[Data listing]
:::::

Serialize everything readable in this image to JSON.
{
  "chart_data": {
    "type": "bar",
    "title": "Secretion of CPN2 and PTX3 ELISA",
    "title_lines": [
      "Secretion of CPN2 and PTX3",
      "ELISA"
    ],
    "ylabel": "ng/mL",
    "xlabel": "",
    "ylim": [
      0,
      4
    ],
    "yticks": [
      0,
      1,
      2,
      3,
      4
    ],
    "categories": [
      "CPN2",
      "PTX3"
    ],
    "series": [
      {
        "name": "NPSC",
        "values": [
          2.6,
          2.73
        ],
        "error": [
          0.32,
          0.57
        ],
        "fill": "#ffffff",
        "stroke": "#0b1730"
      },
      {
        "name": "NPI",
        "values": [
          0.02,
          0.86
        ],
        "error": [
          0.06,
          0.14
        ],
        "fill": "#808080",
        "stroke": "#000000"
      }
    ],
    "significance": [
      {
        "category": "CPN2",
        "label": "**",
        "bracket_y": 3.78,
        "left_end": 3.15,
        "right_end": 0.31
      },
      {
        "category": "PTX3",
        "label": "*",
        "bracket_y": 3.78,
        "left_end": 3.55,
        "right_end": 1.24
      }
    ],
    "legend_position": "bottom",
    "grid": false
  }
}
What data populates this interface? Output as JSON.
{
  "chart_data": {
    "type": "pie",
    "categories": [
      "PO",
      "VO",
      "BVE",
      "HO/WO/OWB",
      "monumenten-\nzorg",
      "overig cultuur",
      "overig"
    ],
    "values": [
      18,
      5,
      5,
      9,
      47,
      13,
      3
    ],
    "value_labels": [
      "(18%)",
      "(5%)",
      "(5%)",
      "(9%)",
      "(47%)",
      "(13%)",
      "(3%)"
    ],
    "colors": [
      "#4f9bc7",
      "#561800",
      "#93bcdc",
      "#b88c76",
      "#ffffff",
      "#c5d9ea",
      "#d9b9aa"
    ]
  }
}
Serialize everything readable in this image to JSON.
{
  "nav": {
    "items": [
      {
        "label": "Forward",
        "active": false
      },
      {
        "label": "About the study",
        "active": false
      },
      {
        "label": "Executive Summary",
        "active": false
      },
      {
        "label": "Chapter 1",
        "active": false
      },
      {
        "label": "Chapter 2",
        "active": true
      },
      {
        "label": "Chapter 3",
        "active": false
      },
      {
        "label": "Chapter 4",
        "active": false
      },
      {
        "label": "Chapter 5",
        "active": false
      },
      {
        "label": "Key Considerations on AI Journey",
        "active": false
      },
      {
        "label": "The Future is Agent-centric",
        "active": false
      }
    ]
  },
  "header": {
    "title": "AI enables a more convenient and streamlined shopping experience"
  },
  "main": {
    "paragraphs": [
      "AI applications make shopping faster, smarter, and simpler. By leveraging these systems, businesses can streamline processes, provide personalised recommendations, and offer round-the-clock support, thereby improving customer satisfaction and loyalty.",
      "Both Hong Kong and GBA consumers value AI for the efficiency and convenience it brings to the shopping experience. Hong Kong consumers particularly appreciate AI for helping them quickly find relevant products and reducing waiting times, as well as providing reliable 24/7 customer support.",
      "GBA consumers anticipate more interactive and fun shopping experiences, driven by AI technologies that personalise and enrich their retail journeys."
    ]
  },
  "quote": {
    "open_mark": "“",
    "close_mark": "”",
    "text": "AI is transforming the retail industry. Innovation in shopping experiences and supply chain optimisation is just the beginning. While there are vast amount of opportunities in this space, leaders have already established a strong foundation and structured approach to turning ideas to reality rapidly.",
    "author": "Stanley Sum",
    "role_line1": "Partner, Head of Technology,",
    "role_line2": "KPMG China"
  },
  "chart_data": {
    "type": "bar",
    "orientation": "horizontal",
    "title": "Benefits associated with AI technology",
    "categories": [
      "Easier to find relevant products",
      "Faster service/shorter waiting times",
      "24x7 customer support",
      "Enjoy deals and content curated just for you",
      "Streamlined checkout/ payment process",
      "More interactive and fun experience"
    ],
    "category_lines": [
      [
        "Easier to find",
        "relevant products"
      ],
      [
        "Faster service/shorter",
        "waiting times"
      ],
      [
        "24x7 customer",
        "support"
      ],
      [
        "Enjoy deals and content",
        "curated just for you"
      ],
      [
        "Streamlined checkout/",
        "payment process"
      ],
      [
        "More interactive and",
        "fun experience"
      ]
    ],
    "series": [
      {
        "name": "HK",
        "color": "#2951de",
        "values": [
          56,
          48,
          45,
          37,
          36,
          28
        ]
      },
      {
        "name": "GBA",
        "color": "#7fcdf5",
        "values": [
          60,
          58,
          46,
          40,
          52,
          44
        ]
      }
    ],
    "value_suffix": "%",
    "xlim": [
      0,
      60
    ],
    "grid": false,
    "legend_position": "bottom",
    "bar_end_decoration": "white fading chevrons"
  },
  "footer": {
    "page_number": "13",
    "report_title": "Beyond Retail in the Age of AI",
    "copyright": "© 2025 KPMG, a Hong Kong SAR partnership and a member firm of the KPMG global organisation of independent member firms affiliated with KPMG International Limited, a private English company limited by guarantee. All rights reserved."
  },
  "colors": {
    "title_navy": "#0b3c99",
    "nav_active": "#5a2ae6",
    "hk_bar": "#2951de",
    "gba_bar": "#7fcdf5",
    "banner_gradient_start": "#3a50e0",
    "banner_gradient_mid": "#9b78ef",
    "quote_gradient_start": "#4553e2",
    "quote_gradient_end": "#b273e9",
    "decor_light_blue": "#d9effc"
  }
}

:::::

WHAT YOU HAVE TO DO: Your task is to repeat every entry exactly.

OUTPUT OF THE TASK:
Serialize everything readable in this image to JSON.
{
  "chart_data": {
    "type": "bar",
    "title": "Secretion of CPN2 and PTX3 ELISA",
    "title_lines": [
      "Secretion of CPN2 and PTX3",
      "ELISA"
    ],
    "ylabel": "ng/mL",
    "xlabel": "",
    "ylim": [
      0,
      4
    ],
    "yticks": [
      0,
      1,
      2,
      3,
      4
    ],
    "categories": [
      "CPN2",
      "PTX3"
    ],
    "series": [
      {
        "name": "NPSC",
        "values": [
          2.6,
          2.73
        ],
        "error": [
          0.32,
          0.57
        ],
        "fill": "#ffffff",
        "stroke": "#0b1730"
      },
      {
        "name": "NPI",
        "values": [
          0.02,
          0.86
        ],
        "error": [
          0.06,
          0.14
        ],
        "fill": "#808080",
        "stroke": "#000000"
      }
    ],
    "significance": [
      {
        "category": "CPN2",
        "label": "**",
        "bracket_y": 3.78,
        "left_end": 3.15,
        "right_end": 0.31
      },
      {
        "category": "PTX3",
        "label": "*",
        "bracket_y": 3.78,
        "left_end": 3.55,
        "right_end": 1.24
      }
    ],
    "legend_position": "bottom",
    "grid": false
  }
}
What data populates this interface? Output as JSON.
{
  "chart_data": {
    "type": "pie",
    "categories": [
      "PO",
      "VO",
      "BVE",
      "HO/WO/OWB",
      "monumenten-\nzorg",
      "overig cultuur",
      "overig"
    ],
    "values": [
      18,
      5,
      5,
      9,
      47,
      13,
      3
    ],
    "value_labels": [
      "(18%)",
      "(5%)",
      "(5%)",
      "(9%)",
      "(47%)",
      "(13%)",
      "(3%)"
    ],
    "colors": [
      "#4f9bc7",
      "#561800",
      "#93bcdc",
      "#b88c76",
      "#ffffff",
      "#c5d9ea",
      "#d9b9aa"
    ]
  }
}
Serialize everything readable in this image to JSON.
{
  "nav": {
    "items": [
      {
        "label": "Forward",
        "active": false
      },
      {
        "label": "About the study",
        "active": false
      },
      {
        "label": "Executive Summary",
        "active": false
      },
      {
        "label": "Chapter 1",
        "active": false
      },
      {
        "label": "Chapter 2",
        "active": true
      },
      {
        "label": "Chapter 3",
        "active": false
      },
      {
        "label": "Chapter 4",
        "active": false
      },
      {
        "label": "Chapter 5",
        "active": false
      },
      {
        "label": "Key Considerations on AI Journey",
        "active": false
      },
      {
        "label": "The Future is Agent-centric",
        "active": false
      }
    ]
  },
  "header": {
    "title": "AI enables a more convenient and streamlined shopping experience"
  },
  "main": {
    "paragraphs": [
      "AI applications make shopping faster, smarter, and simpler. By leveraging these systems, businesses can streamline processes, provide personalised recommendations, and offer round-the-clock support, thereby improving customer satisfaction and loyalty.",
      "Both Hong Kong and GBA consumers value AI for the efficiency and convenience it brings to the shopping experience. Hong Kong consumers particularly appreciate AI for helping them quickly find relevant products and reducing waiting times, as well as providing reliable 24/7 customer support.",
      "GBA consumers anticipate more interactive and fun shopping experiences, driven by AI technologies that personalise and enrich their retail journeys."
    ]
  },
  "quote": {
    "open_mark": "“",
    "close_mark": "”",
    "text": "AI is transforming the retail industry. Innovation in shopping experiences and supply chain optimisation is just the beginning. While there are vast amount of opportunities in this space, leaders have already established a strong foundation and structured approach to turning ideas to reality rapidly.",
    "author": "Stanley Sum",
    "role_line1": "Partner, Head of Technology,",
    "role_line2": "KPMG China"
  },
  "chart_data": {
    "type": "bar",
    "orientation": "horizontal",
    "title": "Benefits associated with AI technology",
    "categories": [
      "Easier to find relevant products",
      "Faster service/shorter waiting times",
      "24x7 customer support",
      "Enjoy deals and content curated just for you",
      "Streamlined checkout/ payment process",
      "More interactive and fun experience"
    ],
    "category_lines": [
      [
        "Easier to find",
        "relevant products"
      ],
      [
        "Faster service/shorter",
        "waiting times"
      ],
      [
        "24x7 customer",
        "support"
      ],
      [
        "Enjoy deals and content",
        "curated just for you"
      ],
      [
        "Streamlined checkout/",
        "payment process"
      ],
      [
        "More interactive and",
        "fun experience"
      ]
    ],
    "series": [
      {
        "name": "HK",
        "color": "#2951de",
        "values": [
          56,
          48,
          45,
          37,
          36,
          28
        ]
      },
      {
        "name": "GBA",
        "color": "#7fcdf5",
        "values": [
          60,
          58,
          46,
          40,
          52,
          44
        ]
      }
    ],
    "value_suffix": "%",
    "xlim": [
      0,
      60
    ],
    "grid": false,
    "legend_position": "bottom",
    "bar_end_decoration": "white fading chevrons"
  },
  "footer": {
    "page_number": "13",
    "report_title": "Beyond Retail in the Age of AI",
    "copyright": "© 2025 KPMG, a Hong Kong SAR partnership and a member firm of the KPMG global organisation of independent member firms affiliated with KPMG International Limited, a private English company limited by guarantee. All rights reserved."
  },
  "colors": {
    "title_navy": "#0b3c99",
    "nav_active": "#5a2ae6",
    "hk_bar": "#2951de",
    "gba_bar": "#7fcdf5",
    "banner_gradient_start": "#3a50e0",
    "banner_gradient_mid": "#9b78ef",
    "quote_gradient_start": "#4553e2",
    "quote_gradient_end": "#b273e9",
    "decor_light_blue": "#d9effc"
  }
}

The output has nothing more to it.